## Requirements
Output the full listing below exactly, without the pictures.

## Supplied information
►
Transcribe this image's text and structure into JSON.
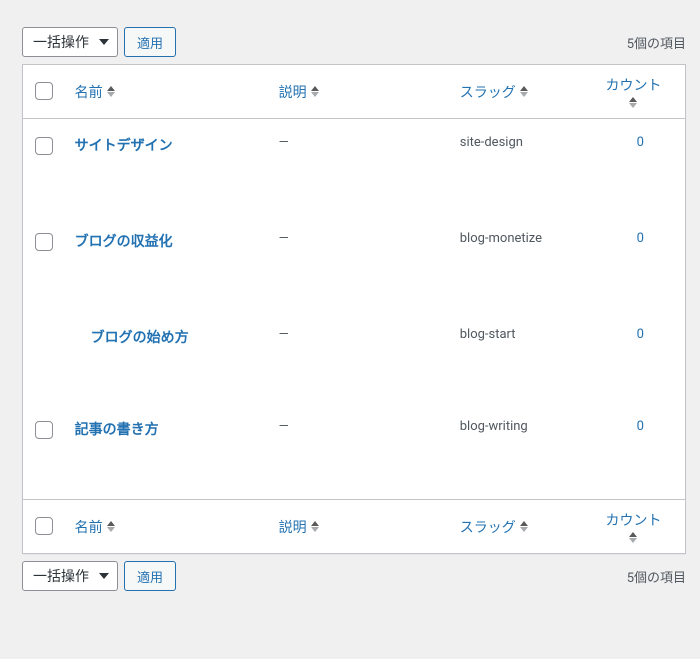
{
  "bulk": {
    "label": "一括操作",
    "apply": "適用"
  },
  "count_text": "5個の項目",
  "columns": {
    "name": "名前",
    "description": "説明",
    "slug": "スラッグ",
    "count": "カウント"
  },
  "rows": [
    {
      "name": "サイトデザイン",
      "description": "—",
      "slug": "site-design",
      "count": "0",
      "indent": 0,
      "checkbox": true
    },
    {
      "name": "ブログの収益化",
      "description": "—",
      "slug": "blog-monetize",
      "count": "0",
      "indent": 0,
      "checkbox": true
    },
    {
      "name": "ブログの始め方",
      "description": "—",
      "slug": "blog-start",
      "count": "0",
      "indent": 1,
      "checkbox": false
    },
    {
      "name": "記事の書き方",
      "description": "—",
      "slug": "blog-writing",
      "count": "0",
      "indent": 0,
      "checkbox": true
    }
  ]
}
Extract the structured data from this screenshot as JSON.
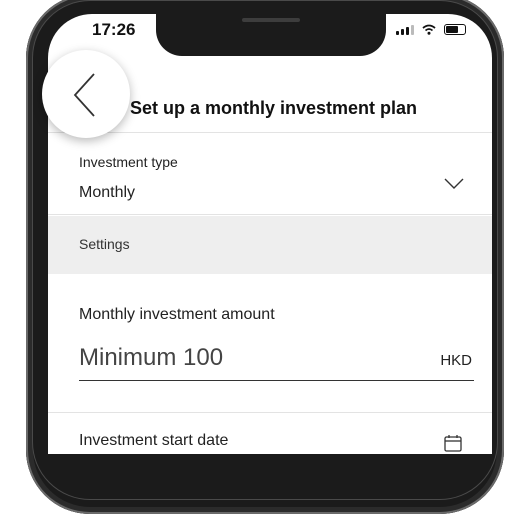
◄
## Answer to this task
Transcribe this image's text and structure into JSON.
{
  "bulk": {
    "label": "一括操作",
    "apply": "適用"
  },
  "count_text": "5個の項目",
  "columns": {
    "name": "名前",
    "description": "説明",
    "slug": "スラッグ",
    "count": "カウント"
  },
  "rows": [
    {
      "name": "サイトデザイン",
      "description": "—",
      "slug": "site-design",
      "count": "0",
      "indent": 0,
      "checkbox": true
    },
    {
      "name": "ブログの収益化",
      "description": "—",
      "slug": "blog-monetize",
      "count": "0",
      "indent": 0,
      "checkbox": true
    },
    {
      "name": "ブログの始め方",
      "description": "—",
      "slug": "blog-start",
      "count": "0",
      "indent": 1,
      "checkbox": false
    },
    {
      "name": "記事の書き方",
      "description": "—",
      "slug": "blog-writing",
      "count": "0",
      "indent": 0,
      "checkbox": true
    }
  ]
}
Extract the structured data from this screenshot as JSON.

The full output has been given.